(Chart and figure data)

::::

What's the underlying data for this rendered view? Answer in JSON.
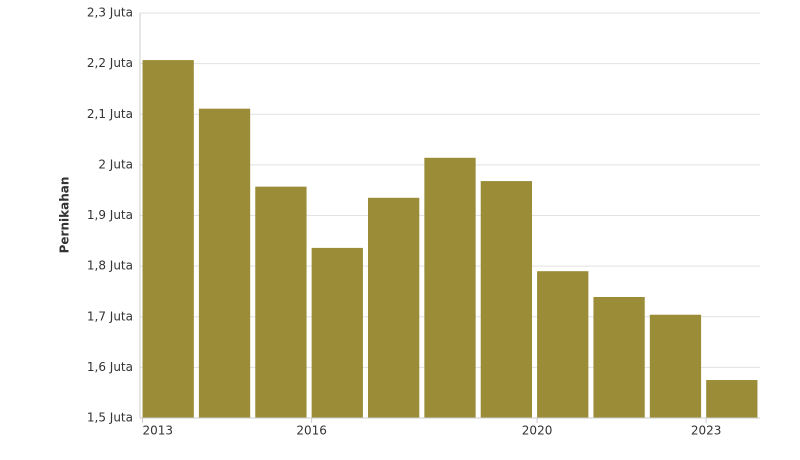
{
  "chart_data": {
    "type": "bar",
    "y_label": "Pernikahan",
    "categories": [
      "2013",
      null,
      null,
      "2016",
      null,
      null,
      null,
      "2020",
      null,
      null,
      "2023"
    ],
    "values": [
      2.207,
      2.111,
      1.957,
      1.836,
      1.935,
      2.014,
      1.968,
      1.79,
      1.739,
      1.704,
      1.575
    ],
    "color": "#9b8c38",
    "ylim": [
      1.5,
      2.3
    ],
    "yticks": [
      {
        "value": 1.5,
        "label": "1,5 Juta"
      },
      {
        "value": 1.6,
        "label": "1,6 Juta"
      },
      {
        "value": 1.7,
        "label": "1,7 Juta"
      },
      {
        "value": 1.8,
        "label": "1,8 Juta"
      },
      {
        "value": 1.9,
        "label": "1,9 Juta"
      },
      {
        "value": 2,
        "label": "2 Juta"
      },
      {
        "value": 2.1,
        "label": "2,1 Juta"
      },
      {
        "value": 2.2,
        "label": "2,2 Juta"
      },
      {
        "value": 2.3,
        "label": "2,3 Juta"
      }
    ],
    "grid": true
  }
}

::::

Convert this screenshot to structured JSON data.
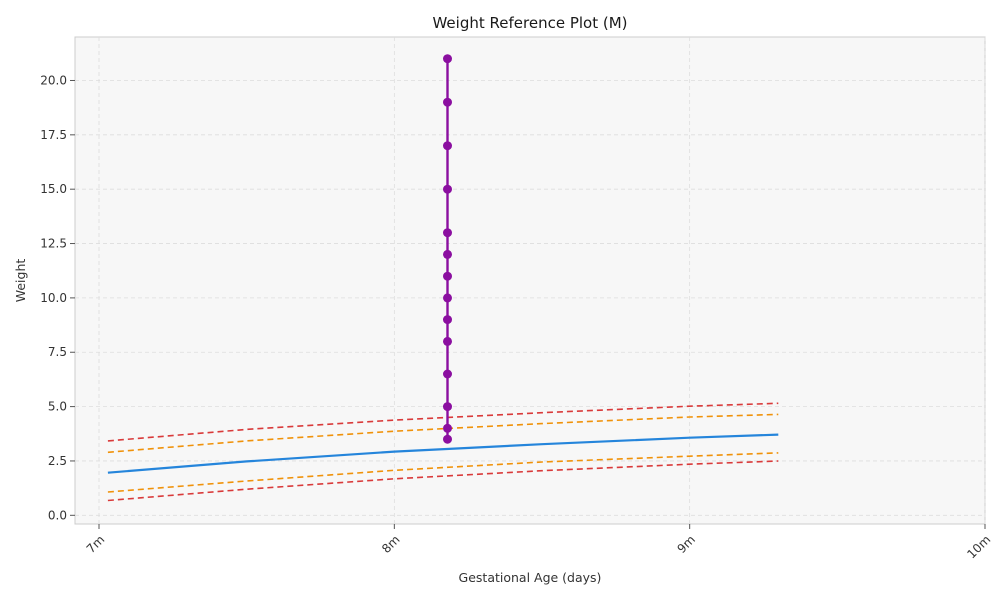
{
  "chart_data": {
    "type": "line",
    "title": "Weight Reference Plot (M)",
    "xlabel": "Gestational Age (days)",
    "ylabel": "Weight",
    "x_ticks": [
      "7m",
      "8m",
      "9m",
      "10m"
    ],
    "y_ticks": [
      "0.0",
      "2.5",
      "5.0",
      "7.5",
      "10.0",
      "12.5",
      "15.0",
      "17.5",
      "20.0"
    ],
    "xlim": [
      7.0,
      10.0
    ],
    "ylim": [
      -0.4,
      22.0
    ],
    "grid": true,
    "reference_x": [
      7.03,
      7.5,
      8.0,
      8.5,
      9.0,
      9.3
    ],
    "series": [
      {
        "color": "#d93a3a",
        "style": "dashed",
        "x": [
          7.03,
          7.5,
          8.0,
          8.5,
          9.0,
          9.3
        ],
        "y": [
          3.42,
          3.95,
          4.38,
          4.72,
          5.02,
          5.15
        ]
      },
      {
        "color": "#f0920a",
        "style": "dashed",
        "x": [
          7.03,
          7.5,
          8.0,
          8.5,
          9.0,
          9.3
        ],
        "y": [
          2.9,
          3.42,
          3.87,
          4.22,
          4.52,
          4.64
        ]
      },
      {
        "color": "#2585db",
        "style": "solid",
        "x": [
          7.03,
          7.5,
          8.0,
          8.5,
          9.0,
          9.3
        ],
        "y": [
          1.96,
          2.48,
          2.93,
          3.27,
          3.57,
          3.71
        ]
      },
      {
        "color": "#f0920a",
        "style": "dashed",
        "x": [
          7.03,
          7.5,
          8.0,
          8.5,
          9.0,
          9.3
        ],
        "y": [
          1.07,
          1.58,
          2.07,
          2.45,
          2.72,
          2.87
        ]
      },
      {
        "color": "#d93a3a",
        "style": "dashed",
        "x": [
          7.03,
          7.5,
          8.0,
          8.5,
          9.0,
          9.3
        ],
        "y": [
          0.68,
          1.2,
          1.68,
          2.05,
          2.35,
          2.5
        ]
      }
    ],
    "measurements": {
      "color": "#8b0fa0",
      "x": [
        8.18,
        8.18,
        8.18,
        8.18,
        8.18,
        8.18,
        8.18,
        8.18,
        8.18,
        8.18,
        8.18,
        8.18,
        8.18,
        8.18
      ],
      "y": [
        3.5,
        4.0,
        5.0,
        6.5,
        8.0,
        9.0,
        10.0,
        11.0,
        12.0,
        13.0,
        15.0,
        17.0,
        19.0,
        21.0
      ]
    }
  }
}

::::

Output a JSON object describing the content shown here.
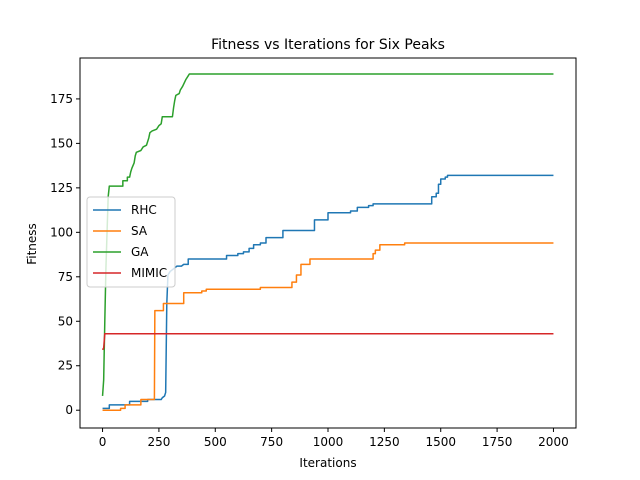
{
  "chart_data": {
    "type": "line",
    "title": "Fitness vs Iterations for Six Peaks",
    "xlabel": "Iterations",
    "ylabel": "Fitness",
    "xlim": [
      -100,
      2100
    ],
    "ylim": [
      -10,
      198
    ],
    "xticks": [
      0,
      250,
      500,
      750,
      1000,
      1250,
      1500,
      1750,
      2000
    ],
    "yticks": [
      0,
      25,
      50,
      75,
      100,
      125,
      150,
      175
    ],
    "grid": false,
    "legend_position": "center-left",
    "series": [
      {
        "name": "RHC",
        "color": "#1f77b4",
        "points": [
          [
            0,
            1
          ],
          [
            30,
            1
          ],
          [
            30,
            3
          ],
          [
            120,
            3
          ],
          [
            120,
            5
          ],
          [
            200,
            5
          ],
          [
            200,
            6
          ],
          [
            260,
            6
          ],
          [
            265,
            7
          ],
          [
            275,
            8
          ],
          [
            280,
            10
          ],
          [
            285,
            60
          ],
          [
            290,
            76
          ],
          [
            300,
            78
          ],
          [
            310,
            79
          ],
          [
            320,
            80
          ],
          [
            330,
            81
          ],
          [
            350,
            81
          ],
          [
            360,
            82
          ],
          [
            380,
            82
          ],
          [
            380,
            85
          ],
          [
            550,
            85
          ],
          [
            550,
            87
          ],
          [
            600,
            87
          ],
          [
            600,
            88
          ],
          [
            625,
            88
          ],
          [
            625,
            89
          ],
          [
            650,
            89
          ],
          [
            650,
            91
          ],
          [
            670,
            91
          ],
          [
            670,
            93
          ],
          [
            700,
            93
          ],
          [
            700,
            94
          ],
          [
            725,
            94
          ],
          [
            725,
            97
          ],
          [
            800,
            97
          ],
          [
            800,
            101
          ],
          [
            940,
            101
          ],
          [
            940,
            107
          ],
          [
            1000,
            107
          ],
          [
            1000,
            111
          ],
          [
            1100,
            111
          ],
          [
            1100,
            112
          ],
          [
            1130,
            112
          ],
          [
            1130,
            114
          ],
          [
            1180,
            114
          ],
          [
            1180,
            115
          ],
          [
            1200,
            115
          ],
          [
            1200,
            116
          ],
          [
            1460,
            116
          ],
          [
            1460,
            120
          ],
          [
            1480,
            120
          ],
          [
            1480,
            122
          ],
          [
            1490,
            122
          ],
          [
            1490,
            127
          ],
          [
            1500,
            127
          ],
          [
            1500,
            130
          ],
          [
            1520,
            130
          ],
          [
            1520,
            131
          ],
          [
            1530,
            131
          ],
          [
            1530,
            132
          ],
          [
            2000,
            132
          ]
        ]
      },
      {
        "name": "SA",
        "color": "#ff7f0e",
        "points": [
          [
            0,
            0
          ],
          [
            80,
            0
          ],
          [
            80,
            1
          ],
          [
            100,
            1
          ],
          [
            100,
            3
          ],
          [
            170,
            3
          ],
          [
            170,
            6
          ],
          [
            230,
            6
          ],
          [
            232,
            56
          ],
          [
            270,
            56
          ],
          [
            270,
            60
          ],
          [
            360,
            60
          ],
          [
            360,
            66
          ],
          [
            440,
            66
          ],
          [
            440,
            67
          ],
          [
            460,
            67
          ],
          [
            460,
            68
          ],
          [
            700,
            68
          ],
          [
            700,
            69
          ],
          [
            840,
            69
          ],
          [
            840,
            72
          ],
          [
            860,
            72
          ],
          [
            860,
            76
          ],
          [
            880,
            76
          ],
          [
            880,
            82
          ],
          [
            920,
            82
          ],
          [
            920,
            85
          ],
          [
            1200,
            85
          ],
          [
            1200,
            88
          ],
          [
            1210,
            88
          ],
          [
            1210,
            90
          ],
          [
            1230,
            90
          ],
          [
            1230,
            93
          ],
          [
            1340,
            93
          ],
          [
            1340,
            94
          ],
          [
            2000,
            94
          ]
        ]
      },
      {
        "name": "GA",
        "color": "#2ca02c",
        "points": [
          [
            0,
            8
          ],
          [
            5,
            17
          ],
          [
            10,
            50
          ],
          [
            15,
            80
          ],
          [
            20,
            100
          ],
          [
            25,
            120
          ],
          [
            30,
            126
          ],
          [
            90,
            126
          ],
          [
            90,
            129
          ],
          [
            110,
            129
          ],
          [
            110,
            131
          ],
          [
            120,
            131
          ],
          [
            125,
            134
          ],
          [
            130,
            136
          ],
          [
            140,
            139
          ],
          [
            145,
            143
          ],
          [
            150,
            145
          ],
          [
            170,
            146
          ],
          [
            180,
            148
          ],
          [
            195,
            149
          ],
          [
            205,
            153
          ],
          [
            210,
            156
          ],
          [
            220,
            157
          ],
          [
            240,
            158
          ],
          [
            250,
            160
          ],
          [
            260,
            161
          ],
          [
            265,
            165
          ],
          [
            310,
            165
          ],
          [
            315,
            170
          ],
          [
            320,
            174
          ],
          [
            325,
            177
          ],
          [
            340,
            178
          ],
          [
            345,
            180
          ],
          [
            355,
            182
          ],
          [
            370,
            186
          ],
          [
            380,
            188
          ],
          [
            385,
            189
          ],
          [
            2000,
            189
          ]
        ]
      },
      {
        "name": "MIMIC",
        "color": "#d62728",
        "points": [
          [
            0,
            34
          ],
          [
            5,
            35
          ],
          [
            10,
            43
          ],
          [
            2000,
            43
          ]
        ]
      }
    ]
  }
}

::::

Exercise brief:
Search the data above for the word "Juta", then gather each line in which it appears.

Answer in full:
        "label": "1,5 Juta"
        "label": "1,6 Juta"
        "label": "1,7 Juta"
        "label": "1,8 Juta"
        "label": "1,9 Juta"
        "label": "2 Juta"
        "label": "2,1 Juta"
        "label": "2,2 Juta"
        "label": "2,3 Juta"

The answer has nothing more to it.